# Start of Extracted records

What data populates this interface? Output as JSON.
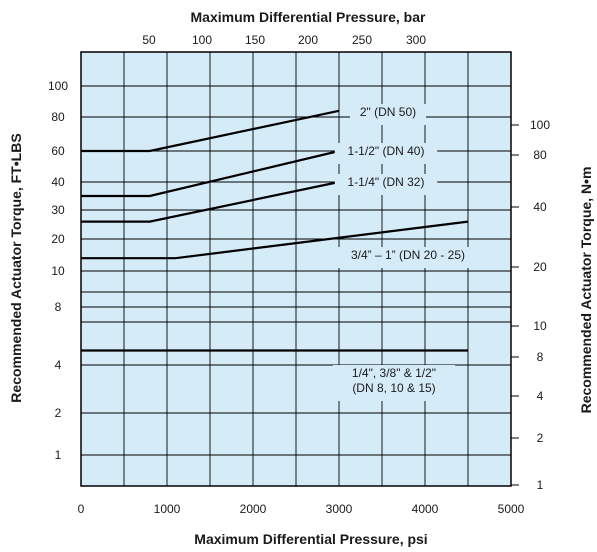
{
  "chart_data": {
    "type": "line",
    "title": "Maximum Differential Pressure, bar",
    "xlabel": "Maximum Differential Pressure, psi",
    "ylabel": "Recommended Actuator Torque, FT•LBS",
    "ylabel_right": "Recommended Actuator Torque, N•m",
    "xlim": [
      0,
      5000
    ],
    "x_ticks": [
      "0",
      "1000",
      "2000",
      "3000",
      "4000",
      "5000"
    ],
    "top_ticks": [
      "50",
      "100",
      "150",
      "200",
      "250",
      "300"
    ],
    "left_ticks": [
      "1",
      "2",
      "4",
      "8",
      "10",
      "20",
      "30",
      "40",
      "60",
      "80",
      "100"
    ],
    "right_ticks": [
      "1",
      "2",
      "4",
      "8",
      "10",
      "20",
      "40",
      "80",
      "100"
    ],
    "grid": true,
    "plot_background": "#d6ebf8",
    "series": [
      {
        "name": "2\" (DN 50)",
        "label_lines": [
          "2\" (DN 50)"
        ],
        "x": [
          0,
          800,
          3000
        ],
        "y": [
          60,
          60,
          84
        ]
      },
      {
        "name": "1-1/2\" (DN 40)",
        "label_lines": [
          "1-1/2\" (DN 40)"
        ],
        "x": [
          0,
          800,
          3000
        ],
        "y": [
          35,
          35,
          60
        ]
      },
      {
        "name": "1-1/4\" (DN 32)",
        "label_lines": [
          "1-1/4\" (DN 32)"
        ],
        "x": [
          0,
          800,
          3000
        ],
        "y": [
          26,
          26,
          40
        ]
      },
      {
        "name": "3/4\" – 1\" (DN 20 - 25)",
        "label_lines": [
          "3/4” – 1” (DN 20 - 25)"
        ],
        "x": [
          0,
          1100,
          4500
        ],
        "y": [
          14,
          14,
          26
        ]
      },
      {
        "name": "1/4\", 3/8\" & 1/2\" (DN 8, 10 & 15)",
        "label_lines": [
          "1/4\", 3/8\" & 1/2\"",
          "(DN 8, 10 & 15)"
        ],
        "x": [
          0,
          4500
        ],
        "y": [
          5,
          5
        ]
      }
    ]
  }
}
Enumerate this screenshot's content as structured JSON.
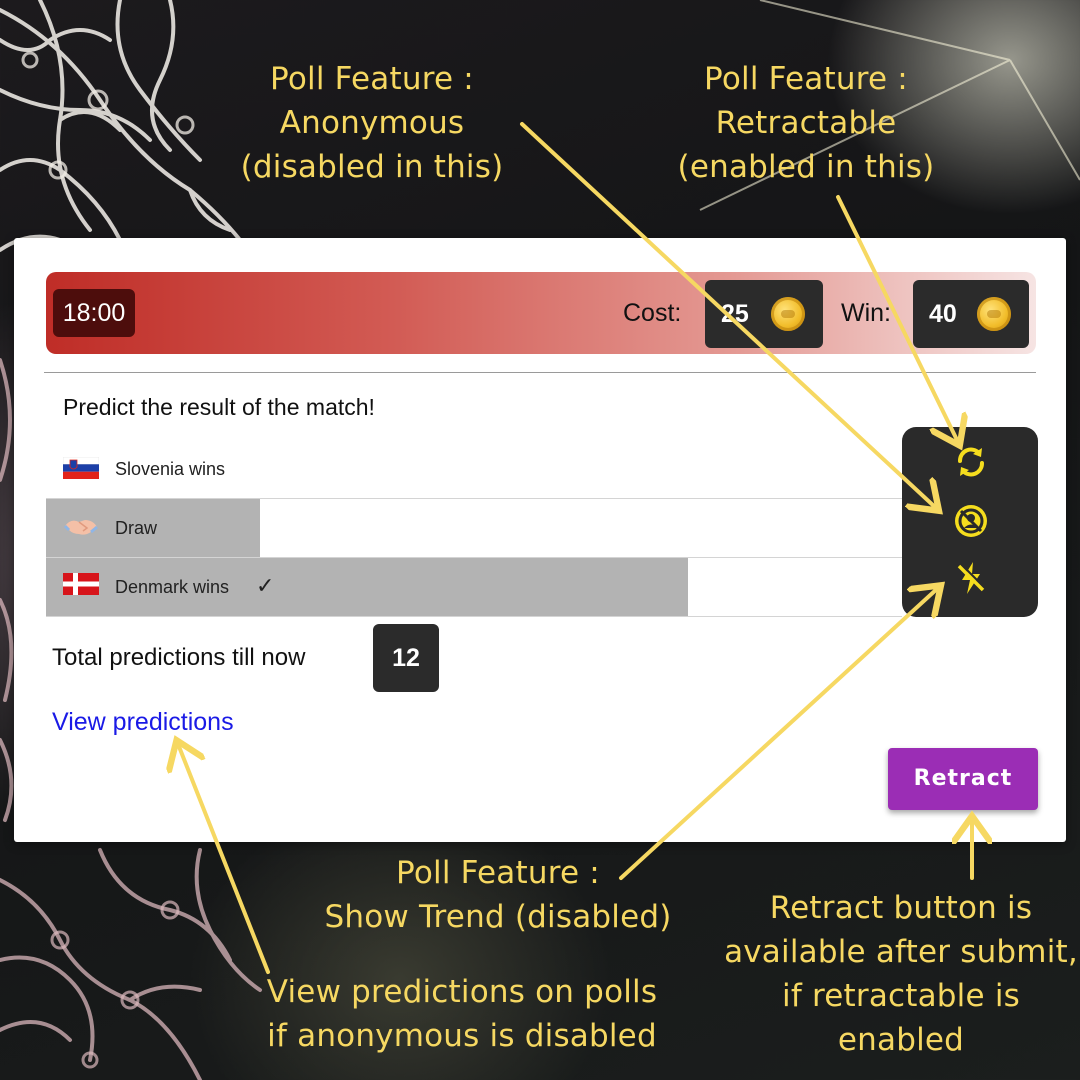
{
  "annotations": {
    "anonymous": {
      "line1": "Poll Feature :",
      "line2": "Anonymous",
      "line3": "(disabled in this)"
    },
    "retractable": {
      "line1": "Poll Feature :",
      "line2": "Retractable",
      "line3": "(enabled in this)"
    },
    "show_trend": {
      "line1": "Poll Feature :",
      "line2": "Show Trend (disabled)"
    },
    "view_predictions": {
      "line1": "View predictions on polls",
      "line2": "if anonymous is disabled"
    },
    "retract": {
      "line1": "Retract button is",
      "line2": "available after submit,",
      "line3": "if retractable is",
      "line4": "enabled"
    }
  },
  "poll": {
    "timer": "18:00",
    "cost_label": "Cost:",
    "cost_value": "25",
    "win_label": "Win:",
    "win_value": "40",
    "question": "Predict the result of the match!",
    "options": [
      {
        "label": "Slovenia wins",
        "share": 0,
        "flag": "slovenia-flag",
        "selected": false
      },
      {
        "label": "Draw",
        "share": 0.25,
        "flag": "handshake-icon",
        "selected": false
      },
      {
        "label": "Denmark wins",
        "share": 0.75,
        "flag": "denmark-flag",
        "selected": true,
        "check": "✓"
      }
    ],
    "total_label": "Total predictions till now",
    "total_value": "12",
    "view_link": "View predictions",
    "retract_label": "Retract",
    "feature_icons": [
      "retractable-icon",
      "anonymous-disabled-icon",
      "show-trend-disabled-icon"
    ]
  },
  "colors": {
    "accent_purple": "#9b2db5",
    "annotation_yellow": "#f6d862",
    "header_red": "#bf2d27",
    "link_blue": "#1a1ae6"
  }
}
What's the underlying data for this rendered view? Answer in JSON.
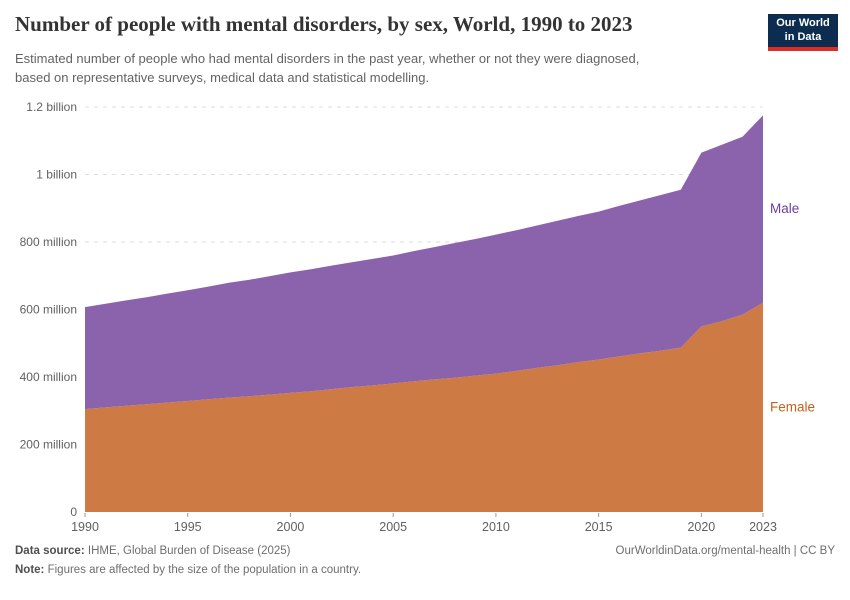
{
  "header": {
    "title": "Number of people with mental disorders, by sex, World, 1990 to 2023",
    "subtitle_line1": "Estimated number of people who had mental disorders in the past year, whether or not they were diagnosed,",
    "subtitle_line2": "based on representative surveys, medical data and statistical modelling.",
    "logo": {
      "line1": "Our World",
      "line2": "in Data",
      "bg_color": "#0c2d4f",
      "accent_color": "#dc2e27"
    }
  },
  "chart_data": {
    "type": "area",
    "stacked": true,
    "title": "Number of people with mental disorders, by sex, World, 1990 to 2023",
    "xlabel": "",
    "ylabel": "",
    "units": "people (values stored in millions)",
    "grid": "dashed-horizontal",
    "legend_position": "right-inline-labels",
    "xlim": [
      1990,
      2023
    ],
    "ylim_millions": [
      0,
      1200
    ],
    "x": [
      1990,
      1991,
      1992,
      1993,
      1994,
      1995,
      1996,
      1997,
      1998,
      1999,
      2000,
      2001,
      2002,
      2003,
      2004,
      2005,
      2006,
      2007,
      2008,
      2009,
      2010,
      2011,
      2012,
      2013,
      2014,
      2015,
      2016,
      2017,
      2018,
      2019,
      2020,
      2021,
      2022,
      2023
    ],
    "series": [
      {
        "name": "Female",
        "color": "#ce7a45",
        "label_color": "#c4611d",
        "values_millions": [
          305,
          310,
          315,
          319,
          324,
          329,
          334,
          339,
          343,
          348,
          353,
          358,
          364,
          370,
          375,
          381,
          387,
          393,
          398,
          404,
          410,
          418,
          427,
          435,
          444,
          452,
          461,
          470,
          478,
          487,
          550,
          565,
          585,
          620
        ]
      },
      {
        "name": "Male",
        "color": "#8b63ac",
        "label_color": "#6d3e98",
        "values_millions": [
          302,
          307,
          312,
          317,
          323,
          328,
          334,
          340,
          345,
          351,
          357,
          361,
          366,
          370,
          375,
          379,
          386,
          392,
          399,
          405,
          412,
          417,
          422,
          428,
          433,
          438,
          446,
          453,
          461,
          468,
          515,
          523,
          527,
          555
        ]
      }
    ],
    "yticks": [
      {
        "value_millions": 0,
        "label": "0"
      },
      {
        "value_millions": 200,
        "label": "200 million"
      },
      {
        "value_millions": 400,
        "label": "400 million"
      },
      {
        "value_millions": 600,
        "label": "600 million"
      },
      {
        "value_millions": 800,
        "label": "800 million"
      },
      {
        "value_millions": 1000,
        "label": "1 billion"
      },
      {
        "value_millions": 1200,
        "label": "1.2 billion"
      }
    ],
    "xticks": [
      1990,
      1995,
      2000,
      2005,
      2010,
      2015,
      2020,
      2023
    ]
  },
  "footer": {
    "source_label": "Data source:",
    "source_text": "IHME, Global Burden of Disease (2025)",
    "note_label": "Note:",
    "note_text": "Figures are affected by the size of the population in a country.",
    "attribution": "OurWorldinData.org/mental-health | CC BY"
  }
}
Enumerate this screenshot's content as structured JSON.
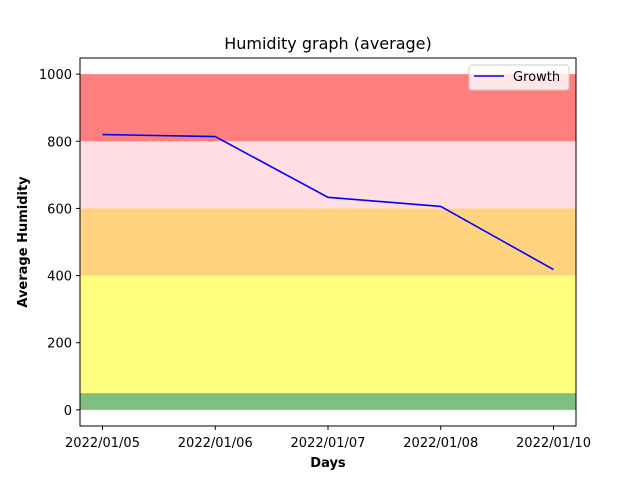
{
  "chart_data": {
    "type": "line",
    "title": "Humidity graph (average)",
    "xlabel": "Days",
    "ylabel": "Average Humidity",
    "categories": [
      "2022/01/05",
      "2022/01/06",
      "2022/01/07",
      "2022/01/08",
      "2022/01/10"
    ],
    "series": [
      {
        "name": "Growth",
        "values": [
          820,
          814,
          633,
          606,
          418
        ],
        "color": "#0000ff"
      }
    ],
    "ylim": [
      -48,
      1048
    ],
    "yticks": [
      0,
      200,
      400,
      600,
      800,
      1000
    ],
    "bands": [
      {
        "from": 0,
        "to": 50,
        "color": "#7fbf7f"
      },
      {
        "from": 50,
        "to": 400,
        "color": "#ffff7f"
      },
      {
        "from": 400,
        "to": 600,
        "color": "#ffd27f"
      },
      {
        "from": 600,
        "to": 800,
        "color": "#ffdde2"
      },
      {
        "from": 800,
        "to": 1000,
        "color": "#ff7f7f"
      }
    ],
    "legend": {
      "placement": "top-right",
      "entries": [
        "Growth"
      ]
    },
    "grid": false
  }
}
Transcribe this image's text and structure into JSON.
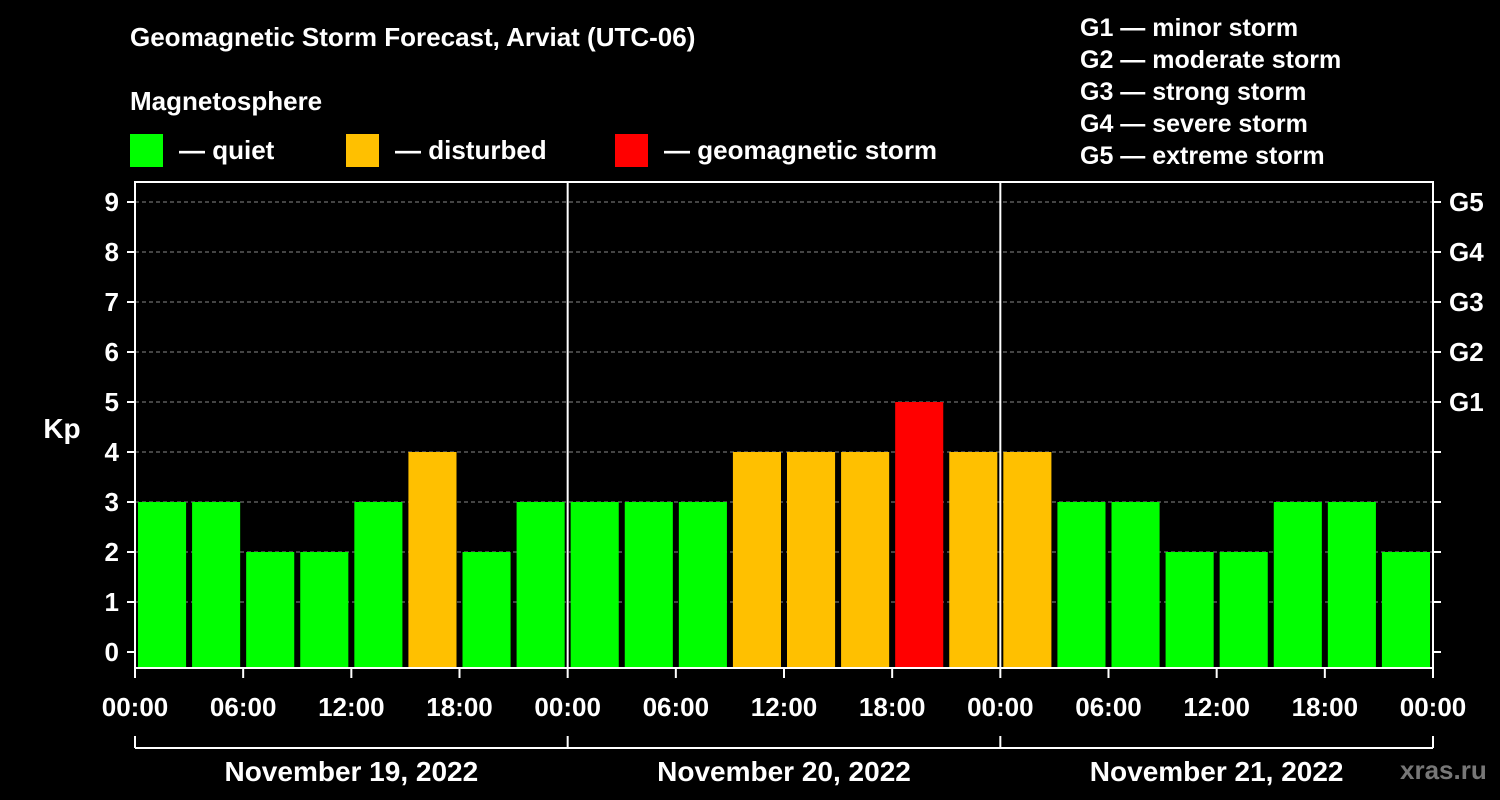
{
  "title": "Geomagnetic Storm Forecast, Arviat (UTC-06)",
  "subtitle": "Magnetosphere",
  "legend": [
    {
      "label": "— quiet",
      "color": "#00ff00"
    },
    {
      "label": "— disturbed",
      "color": "#ffc000"
    },
    {
      "label": "— geomagnetic storm",
      "color": "#ff0000"
    }
  ],
  "storm_scale": [
    "G1 — minor storm",
    "G2 — moderate storm",
    "G3 — strong storm",
    "G4 — severe storm",
    "G5 — extreme storm"
  ],
  "watermark": "xras.ru",
  "chart_data": {
    "type": "bar",
    "ylabel": "Kp",
    "ylim": [
      0,
      9
    ],
    "yticks": [
      0,
      1,
      2,
      3,
      4,
      5,
      6,
      7,
      8,
      9
    ],
    "right_axis_labels": [
      {
        "kp": 5,
        "label": "G1"
      },
      {
        "kp": 6,
        "label": "G2"
      },
      {
        "kp": 7,
        "label": "G3"
      },
      {
        "kp": 8,
        "label": "G4"
      },
      {
        "kp": 9,
        "label": "G5"
      }
    ],
    "xtick_labels": [
      "00:00",
      "06:00",
      "12:00",
      "18:00",
      "00:00",
      "06:00",
      "12:00",
      "18:00",
      "00:00",
      "06:00",
      "12:00",
      "18:00",
      "00:00"
    ],
    "days": [
      "November 19, 2022",
      "November 20, 2022",
      "November 21, 2022"
    ],
    "bar_interval_hours": 3,
    "grid": true,
    "values": [
      3,
      3,
      2,
      2,
      3,
      4,
      2,
      3,
      3,
      3,
      3,
      4,
      4,
      4,
      5,
      4,
      4,
      3,
      3,
      2,
      2,
      3,
      3,
      2
    ],
    "colors": {
      "quiet": "#00ff00",
      "disturbed": "#ffc000",
      "storm": "#ff0000"
    }
  }
}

# End of Extracted records

● The request
Return every line in the listing that contains the word "November".

● Task result
      "November 19, 2022",
      "November 20, 2022",
      "November 21, 2022"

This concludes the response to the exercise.